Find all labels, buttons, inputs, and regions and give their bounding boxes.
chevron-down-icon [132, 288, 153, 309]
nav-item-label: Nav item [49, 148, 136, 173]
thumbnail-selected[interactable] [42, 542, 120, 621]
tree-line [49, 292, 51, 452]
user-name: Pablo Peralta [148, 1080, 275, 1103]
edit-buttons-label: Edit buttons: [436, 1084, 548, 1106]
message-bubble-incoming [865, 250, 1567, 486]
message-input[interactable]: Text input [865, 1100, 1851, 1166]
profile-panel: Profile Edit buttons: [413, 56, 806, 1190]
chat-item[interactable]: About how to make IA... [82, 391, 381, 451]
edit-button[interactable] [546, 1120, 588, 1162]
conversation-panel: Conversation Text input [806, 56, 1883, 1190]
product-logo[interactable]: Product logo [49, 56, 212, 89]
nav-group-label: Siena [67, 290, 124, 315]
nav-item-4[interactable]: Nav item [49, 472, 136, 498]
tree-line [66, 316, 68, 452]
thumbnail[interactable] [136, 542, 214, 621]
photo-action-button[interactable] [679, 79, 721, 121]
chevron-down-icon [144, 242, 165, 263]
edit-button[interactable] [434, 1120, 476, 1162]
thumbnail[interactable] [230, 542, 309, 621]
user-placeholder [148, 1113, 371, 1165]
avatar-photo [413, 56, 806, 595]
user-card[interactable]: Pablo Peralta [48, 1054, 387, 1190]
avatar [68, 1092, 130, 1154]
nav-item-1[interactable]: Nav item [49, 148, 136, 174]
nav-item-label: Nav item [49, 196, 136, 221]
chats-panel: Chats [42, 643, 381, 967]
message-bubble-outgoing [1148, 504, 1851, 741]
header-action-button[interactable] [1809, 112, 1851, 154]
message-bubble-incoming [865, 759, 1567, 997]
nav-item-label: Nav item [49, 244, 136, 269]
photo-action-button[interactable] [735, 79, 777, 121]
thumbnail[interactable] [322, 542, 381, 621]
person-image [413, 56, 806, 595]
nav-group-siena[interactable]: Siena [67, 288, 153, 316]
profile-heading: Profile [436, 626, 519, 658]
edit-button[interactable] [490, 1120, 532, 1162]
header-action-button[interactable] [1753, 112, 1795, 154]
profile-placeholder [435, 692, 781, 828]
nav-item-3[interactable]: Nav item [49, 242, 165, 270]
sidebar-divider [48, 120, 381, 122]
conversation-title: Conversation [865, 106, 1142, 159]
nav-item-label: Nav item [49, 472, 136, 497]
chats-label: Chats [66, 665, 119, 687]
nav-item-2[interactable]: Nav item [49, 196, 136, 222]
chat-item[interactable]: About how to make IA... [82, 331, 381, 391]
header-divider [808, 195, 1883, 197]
◆ ◆ ◆ ◆ ◆ ◆ ◆
● **The task**
Output every line of the data above verbatim, keeping each one unchanged.

● **Reply to the task**
Find all labels, buttons, inputs, and regions and give their bounding boxes.
chevron-down-icon [132, 288, 153, 309]
nav-item-label: Nav item [49, 148, 136, 173]
thumbnail-selected[interactable] [42, 542, 120, 621]
tree-line [49, 292, 51, 452]
user-name: Pablo Peralta [148, 1080, 275, 1103]
edit-buttons-label: Edit buttons: [436, 1084, 548, 1106]
message-bubble-incoming [865, 250, 1567, 486]
message-input[interactable]: Text input [865, 1100, 1851, 1166]
profile-panel: Profile Edit buttons: [413, 56, 806, 1190]
chat-item[interactable]: About how to make IA... [82, 391, 381, 451]
edit-button[interactable] [546, 1120, 588, 1162]
conversation-panel: Conversation Text input [806, 56, 1883, 1190]
product-logo[interactable]: Product logo [49, 56, 212, 89]
nav-group-label: Siena [67, 290, 124, 315]
nav-item-4[interactable]: Nav item [49, 472, 136, 498]
tree-line [66, 316, 68, 452]
thumbnail[interactable] [136, 542, 214, 621]
photo-action-button[interactable] [679, 79, 721, 121]
chevron-down-icon [144, 242, 165, 263]
edit-button[interactable] [434, 1120, 476, 1162]
thumbnail[interactable] [230, 542, 309, 621]
user-placeholder [148, 1113, 371, 1165]
avatar-photo [413, 56, 806, 595]
user-card[interactable]: Pablo Peralta [48, 1054, 387, 1190]
avatar [68, 1092, 130, 1154]
nav-item-1[interactable]: Nav item [49, 148, 136, 174]
nav-item-label: Nav item [49, 196, 136, 221]
chats-panel: Chats [42, 643, 381, 967]
message-bubble-outgoing [1148, 504, 1851, 741]
header-action-button[interactable] [1809, 112, 1851, 154]
message-bubble-incoming [865, 759, 1567, 997]
nav-item-label: Nav item [49, 244, 136, 269]
photo-action-button[interactable] [735, 79, 777, 121]
thumbnail[interactable] [322, 542, 381, 621]
person-image [413, 56, 806, 595]
nav-group-siena[interactable]: Siena [67, 288, 153, 316]
profile-heading: Profile [436, 626, 519, 658]
edit-button[interactable] [490, 1120, 532, 1162]
header-action-button[interactable] [1753, 112, 1795, 154]
profile-placeholder [435, 692, 781, 828]
nav-item-3[interactable]: Nav item [49, 242, 165, 270]
sidebar-divider [48, 120, 381, 122]
conversation-title: Conversation [865, 106, 1142, 159]
nav-item-label: Nav item [49, 472, 136, 497]
chats-label: Chats [66, 665, 119, 687]
nav-item-2[interactable]: Nav item [49, 196, 136, 222]
chat-item[interactable]: About how to make IA... [82, 331, 381, 391]
header-divider [808, 195, 1883, 197]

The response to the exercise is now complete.